Dataset rows about figures:
** BEGIN **

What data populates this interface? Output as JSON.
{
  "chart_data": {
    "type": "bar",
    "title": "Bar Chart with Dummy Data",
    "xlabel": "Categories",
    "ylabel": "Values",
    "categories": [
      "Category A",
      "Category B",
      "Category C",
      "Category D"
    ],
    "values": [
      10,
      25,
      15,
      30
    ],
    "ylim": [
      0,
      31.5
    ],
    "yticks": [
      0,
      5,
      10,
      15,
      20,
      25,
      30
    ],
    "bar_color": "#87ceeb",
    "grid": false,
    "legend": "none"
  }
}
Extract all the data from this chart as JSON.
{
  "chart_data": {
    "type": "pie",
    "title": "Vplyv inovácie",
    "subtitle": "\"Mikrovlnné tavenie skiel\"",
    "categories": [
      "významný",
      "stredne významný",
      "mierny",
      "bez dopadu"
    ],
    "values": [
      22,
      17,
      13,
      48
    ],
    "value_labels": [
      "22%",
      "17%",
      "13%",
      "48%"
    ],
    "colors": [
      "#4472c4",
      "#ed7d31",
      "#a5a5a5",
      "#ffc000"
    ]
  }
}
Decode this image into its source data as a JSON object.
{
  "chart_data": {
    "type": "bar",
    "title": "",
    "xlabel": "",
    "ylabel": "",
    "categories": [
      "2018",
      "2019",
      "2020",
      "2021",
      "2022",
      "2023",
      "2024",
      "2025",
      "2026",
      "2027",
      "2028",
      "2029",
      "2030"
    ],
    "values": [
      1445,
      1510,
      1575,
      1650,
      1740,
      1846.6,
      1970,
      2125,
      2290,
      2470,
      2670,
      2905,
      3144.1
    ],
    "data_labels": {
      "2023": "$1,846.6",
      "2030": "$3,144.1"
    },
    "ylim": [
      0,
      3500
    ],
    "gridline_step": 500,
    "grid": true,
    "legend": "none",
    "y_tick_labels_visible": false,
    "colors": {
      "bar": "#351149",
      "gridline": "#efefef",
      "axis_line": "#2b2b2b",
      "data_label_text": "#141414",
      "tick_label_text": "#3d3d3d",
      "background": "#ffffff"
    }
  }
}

** END **

• _Objective_
Where a line contains "Category", copy that line.

• _Task result_
      "Category A",
      "Category B",
      "Category C",
      "Category D"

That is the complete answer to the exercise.